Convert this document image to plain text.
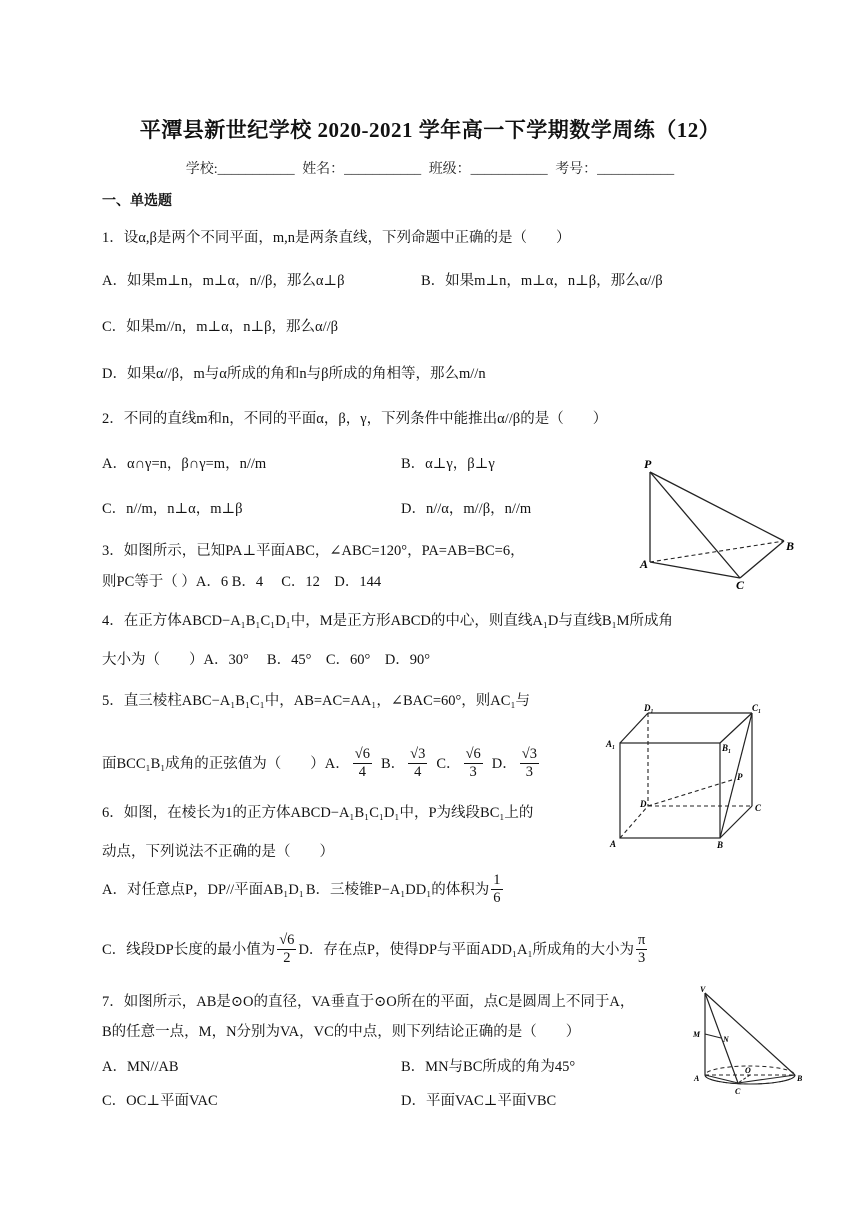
平潭县新世纪学校 2020-2021 学年高一下学期数学周练（12）
学校:___________ 姓名：___________ 班级：___________ 考号：___________
一、单选题
1．设α,β是两个不同平面，m,n是两条直线，下列命题中正确的是（　　）
A．如果m⊥n，m⊥α，n//β，那么α⊥β	B．如果m⊥n，m⊥α，n⊥β，那么α//β
C．如果m//n，m⊥α，n⊥β，那么α//β
D．如果α//β，m与α所成的角和n与β所成的角相等，那么m//n
2．不同的直线m和n，不同的平面α，β，γ，下列条件中能推出α//β的是（　　）
A．α∩γ=n，β∩γ=m，n//m	B．α⊥γ，β⊥γ
C．n//m，n⊥α，m⊥β	D．n//α，m//β，n//m
3．如图所示，已知PA⊥平面ABC，∠ABC=120°，PA=AB=BC=6，
则PC等于（ ）A．6 B．4　 C．12　D．144
P
A
B
C
4．在正方体ABCD−A₁B₁C₁D₁中，M是正方形ABCD的中心，则直线A₁D与直线B₁M所成角
大小为（　　）A．30°　 B．45°　C．60°　D．90°
5．直三棱柱ABC−A₁B₁C₁中，AB=AC=AA₁，∠BAC=60°，则AC₁与
面BCC₁B₁成角的正弦值为（　　）A． $\frac{√6}{4}$ B． $\frac{√3}{4}$ C． $\frac{√6}{3}$ D． $\frac{√3}{3}$
D₁	C₁
A₁	B₁
P
D	C
A	B
6．如图，在棱长为1的正方体ABCD−A₁B₁C₁D₁中，P为线段BC₁上的
动点，下列说法不正确的是（　　）
A．对任意点P，DP//平面AB₁D₁ B．三棱锥P−A₁DD₁的体积为 $\frac{1}{6}$
C．线段DP长度的最小值为 $\frac{√6}{2}$ D．存在点P，使得DP与平面ADD₁A₁所成角的大小为 $\frac{\pi}{3}$
7．如图所示，AB是⊙O的直径，VA垂直于⊙O所在的平面，点C是圆周上不同于A，
B的任意一点，M，N分别为VA，VC的中点，则下列结论正确的是（　　）
A．MN//AB	B．MN与BC所成的角为45°
C．OC⊥平面VAC	D．平面VAC⊥平面VBC
V
M
N
A
O
B
C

——————

Copy each line of the listing that includes "如图所示".

WRITTEN ANSWER
3．如图所示，已知PA⊥平面ABC，∠ABC=120°，PA=AB=BC=6，
7．如图所示，AB是⊙O的直径，VA垂直于⊙O所在的平面，点C是圆周上不同于A，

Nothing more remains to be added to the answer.